* Directive
Search the data for the word "понять" and copy every line where it occurs.

Collection entries:
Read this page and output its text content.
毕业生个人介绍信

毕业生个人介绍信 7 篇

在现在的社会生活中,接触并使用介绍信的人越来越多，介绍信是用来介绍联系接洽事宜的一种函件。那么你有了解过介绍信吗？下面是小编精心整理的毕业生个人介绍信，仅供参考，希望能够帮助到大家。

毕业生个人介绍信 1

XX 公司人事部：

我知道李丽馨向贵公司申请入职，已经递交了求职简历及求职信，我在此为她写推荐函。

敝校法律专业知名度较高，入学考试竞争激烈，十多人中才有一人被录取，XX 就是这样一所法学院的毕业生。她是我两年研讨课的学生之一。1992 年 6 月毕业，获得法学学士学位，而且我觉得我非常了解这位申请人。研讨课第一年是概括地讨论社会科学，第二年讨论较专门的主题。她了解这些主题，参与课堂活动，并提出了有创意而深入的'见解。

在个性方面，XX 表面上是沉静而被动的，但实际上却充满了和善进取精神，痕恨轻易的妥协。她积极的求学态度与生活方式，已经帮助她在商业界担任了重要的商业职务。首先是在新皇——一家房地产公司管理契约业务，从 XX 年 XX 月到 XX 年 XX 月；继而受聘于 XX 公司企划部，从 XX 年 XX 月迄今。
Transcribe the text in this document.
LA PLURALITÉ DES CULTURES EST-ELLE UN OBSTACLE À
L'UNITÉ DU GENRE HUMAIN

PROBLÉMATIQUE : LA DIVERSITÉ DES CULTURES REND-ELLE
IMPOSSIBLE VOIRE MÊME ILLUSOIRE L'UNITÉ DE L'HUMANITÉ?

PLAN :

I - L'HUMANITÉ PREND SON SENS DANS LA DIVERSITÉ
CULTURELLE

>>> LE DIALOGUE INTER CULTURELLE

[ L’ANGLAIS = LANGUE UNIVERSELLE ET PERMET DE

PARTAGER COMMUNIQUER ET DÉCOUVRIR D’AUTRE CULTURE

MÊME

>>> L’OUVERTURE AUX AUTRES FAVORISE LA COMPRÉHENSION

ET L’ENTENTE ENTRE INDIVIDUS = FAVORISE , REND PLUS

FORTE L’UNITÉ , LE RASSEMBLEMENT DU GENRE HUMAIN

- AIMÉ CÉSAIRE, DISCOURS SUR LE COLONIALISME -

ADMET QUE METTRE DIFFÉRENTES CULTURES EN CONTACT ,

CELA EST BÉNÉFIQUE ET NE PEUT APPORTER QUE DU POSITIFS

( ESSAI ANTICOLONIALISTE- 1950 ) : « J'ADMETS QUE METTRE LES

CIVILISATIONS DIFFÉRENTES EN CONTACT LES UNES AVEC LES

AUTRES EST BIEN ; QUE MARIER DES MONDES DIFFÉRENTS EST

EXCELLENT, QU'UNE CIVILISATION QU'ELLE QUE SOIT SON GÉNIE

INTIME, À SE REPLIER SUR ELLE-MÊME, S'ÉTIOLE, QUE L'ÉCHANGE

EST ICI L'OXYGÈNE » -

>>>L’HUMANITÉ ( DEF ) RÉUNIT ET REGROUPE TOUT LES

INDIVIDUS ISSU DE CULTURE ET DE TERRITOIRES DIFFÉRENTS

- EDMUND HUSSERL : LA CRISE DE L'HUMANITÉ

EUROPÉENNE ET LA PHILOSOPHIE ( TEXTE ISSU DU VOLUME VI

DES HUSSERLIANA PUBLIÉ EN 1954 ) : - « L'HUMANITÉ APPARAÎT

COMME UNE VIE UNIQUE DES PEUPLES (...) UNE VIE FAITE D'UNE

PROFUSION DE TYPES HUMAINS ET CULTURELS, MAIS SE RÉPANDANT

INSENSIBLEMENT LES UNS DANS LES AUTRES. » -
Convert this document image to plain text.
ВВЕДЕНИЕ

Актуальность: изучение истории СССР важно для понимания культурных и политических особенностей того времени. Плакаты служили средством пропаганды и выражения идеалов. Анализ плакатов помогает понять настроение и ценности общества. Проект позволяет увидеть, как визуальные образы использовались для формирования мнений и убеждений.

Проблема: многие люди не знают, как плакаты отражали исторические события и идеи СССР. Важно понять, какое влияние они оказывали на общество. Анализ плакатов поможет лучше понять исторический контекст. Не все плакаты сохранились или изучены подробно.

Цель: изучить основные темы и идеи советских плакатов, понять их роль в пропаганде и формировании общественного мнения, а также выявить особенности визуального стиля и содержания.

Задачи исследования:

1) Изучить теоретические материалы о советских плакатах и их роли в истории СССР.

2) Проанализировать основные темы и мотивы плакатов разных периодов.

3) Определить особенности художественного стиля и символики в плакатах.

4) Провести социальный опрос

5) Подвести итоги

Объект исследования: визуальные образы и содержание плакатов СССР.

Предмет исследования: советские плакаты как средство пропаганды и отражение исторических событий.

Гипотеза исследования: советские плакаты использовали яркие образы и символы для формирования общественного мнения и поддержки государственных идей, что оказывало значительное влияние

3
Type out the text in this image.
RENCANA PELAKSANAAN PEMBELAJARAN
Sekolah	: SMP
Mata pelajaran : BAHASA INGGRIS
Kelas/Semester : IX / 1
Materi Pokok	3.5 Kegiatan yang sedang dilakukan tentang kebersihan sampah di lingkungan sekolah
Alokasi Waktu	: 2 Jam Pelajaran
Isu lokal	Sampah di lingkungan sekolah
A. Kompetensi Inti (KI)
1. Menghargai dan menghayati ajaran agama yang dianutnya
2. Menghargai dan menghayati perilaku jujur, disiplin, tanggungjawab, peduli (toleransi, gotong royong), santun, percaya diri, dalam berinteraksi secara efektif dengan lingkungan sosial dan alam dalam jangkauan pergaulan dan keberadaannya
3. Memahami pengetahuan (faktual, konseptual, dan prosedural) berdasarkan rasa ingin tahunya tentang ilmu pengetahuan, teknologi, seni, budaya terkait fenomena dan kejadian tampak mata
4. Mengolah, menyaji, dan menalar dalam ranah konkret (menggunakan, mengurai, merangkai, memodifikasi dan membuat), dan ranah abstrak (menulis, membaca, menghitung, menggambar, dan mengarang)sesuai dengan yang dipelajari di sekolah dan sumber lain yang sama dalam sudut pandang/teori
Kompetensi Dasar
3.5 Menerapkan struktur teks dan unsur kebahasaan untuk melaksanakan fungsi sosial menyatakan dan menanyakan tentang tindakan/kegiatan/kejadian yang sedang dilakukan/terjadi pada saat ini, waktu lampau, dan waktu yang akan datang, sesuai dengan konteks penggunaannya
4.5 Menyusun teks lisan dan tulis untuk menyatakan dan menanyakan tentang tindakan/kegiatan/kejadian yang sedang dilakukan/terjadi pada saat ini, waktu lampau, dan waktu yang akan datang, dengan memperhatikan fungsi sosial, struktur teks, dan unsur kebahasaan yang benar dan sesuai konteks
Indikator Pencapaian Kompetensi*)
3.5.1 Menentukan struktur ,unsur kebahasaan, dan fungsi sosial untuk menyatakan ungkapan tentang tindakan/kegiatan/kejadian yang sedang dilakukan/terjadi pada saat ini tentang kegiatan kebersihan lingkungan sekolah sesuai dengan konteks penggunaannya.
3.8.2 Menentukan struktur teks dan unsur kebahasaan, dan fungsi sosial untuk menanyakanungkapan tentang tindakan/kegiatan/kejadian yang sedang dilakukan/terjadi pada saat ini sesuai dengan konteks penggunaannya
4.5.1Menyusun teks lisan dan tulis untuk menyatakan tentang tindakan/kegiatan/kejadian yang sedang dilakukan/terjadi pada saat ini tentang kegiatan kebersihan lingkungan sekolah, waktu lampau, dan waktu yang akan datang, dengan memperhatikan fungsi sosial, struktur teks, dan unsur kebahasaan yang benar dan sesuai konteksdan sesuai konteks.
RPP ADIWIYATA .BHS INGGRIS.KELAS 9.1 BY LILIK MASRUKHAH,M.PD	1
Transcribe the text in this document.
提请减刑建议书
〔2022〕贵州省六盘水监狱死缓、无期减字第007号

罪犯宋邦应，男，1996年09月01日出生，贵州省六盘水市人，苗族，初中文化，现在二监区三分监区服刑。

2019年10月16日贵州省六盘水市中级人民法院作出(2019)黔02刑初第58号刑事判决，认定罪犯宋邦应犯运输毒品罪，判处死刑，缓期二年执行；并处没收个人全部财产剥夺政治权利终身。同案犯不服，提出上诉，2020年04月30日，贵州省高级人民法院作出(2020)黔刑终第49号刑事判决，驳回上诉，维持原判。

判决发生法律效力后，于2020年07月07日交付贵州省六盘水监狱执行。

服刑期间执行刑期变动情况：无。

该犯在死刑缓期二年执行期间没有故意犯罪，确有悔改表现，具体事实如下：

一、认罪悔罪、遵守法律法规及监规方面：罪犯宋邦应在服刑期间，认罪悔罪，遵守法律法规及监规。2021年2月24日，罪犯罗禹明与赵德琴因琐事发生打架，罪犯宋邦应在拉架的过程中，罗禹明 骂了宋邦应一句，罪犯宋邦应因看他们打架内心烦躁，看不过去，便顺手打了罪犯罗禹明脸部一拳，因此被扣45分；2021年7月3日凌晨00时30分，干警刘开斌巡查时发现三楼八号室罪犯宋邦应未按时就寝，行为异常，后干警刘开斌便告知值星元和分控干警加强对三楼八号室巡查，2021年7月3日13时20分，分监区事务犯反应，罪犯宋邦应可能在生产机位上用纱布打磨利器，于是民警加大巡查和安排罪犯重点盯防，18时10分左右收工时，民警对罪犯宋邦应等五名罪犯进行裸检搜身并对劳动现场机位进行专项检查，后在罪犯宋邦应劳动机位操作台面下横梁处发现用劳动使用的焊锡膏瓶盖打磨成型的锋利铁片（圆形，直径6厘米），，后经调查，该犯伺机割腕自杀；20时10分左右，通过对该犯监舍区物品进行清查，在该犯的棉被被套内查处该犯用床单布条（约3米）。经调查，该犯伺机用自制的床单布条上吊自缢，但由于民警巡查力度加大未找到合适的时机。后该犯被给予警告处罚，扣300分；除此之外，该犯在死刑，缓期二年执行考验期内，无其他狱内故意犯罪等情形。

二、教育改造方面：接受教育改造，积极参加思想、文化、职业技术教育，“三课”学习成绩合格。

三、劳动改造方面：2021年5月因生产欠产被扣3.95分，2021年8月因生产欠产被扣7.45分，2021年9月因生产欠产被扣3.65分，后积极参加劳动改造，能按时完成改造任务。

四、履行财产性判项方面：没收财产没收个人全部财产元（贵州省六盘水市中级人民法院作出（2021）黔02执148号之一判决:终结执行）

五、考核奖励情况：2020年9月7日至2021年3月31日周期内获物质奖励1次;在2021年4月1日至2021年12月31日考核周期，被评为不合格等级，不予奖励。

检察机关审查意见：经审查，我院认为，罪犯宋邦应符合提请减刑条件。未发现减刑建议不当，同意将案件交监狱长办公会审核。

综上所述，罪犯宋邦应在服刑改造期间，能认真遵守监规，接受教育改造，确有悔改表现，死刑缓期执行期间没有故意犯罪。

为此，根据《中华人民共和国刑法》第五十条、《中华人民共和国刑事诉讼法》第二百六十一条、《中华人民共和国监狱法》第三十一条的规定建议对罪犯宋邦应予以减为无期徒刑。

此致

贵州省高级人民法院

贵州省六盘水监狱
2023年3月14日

* Result
Актуальность: изучение истории СССР важно для понимания культурных и политических особенностей того времени. Плакаты служили средством пропаганды и выражения идеалов. Анализ плакатов помогает понять настроение и ценности общества. Проект позволяет увидеть, как визуальные образы использовались для формирования мнений и убеждений.
Проблема: многие люди не знают, как плакаты отражали исторические события и идеи СССР. Важно понять, какое влияние они оказывали на общество. Анализ плакатов поможет лучше понять исторический контекст. Не все плакаты сохранились или изучены подробно.
Цель: изучить основные темы и идеи советских плакатов, понять их роль в пропаганде и формировании общественного мнения, а также выявить особенности визуального стиля и содержания.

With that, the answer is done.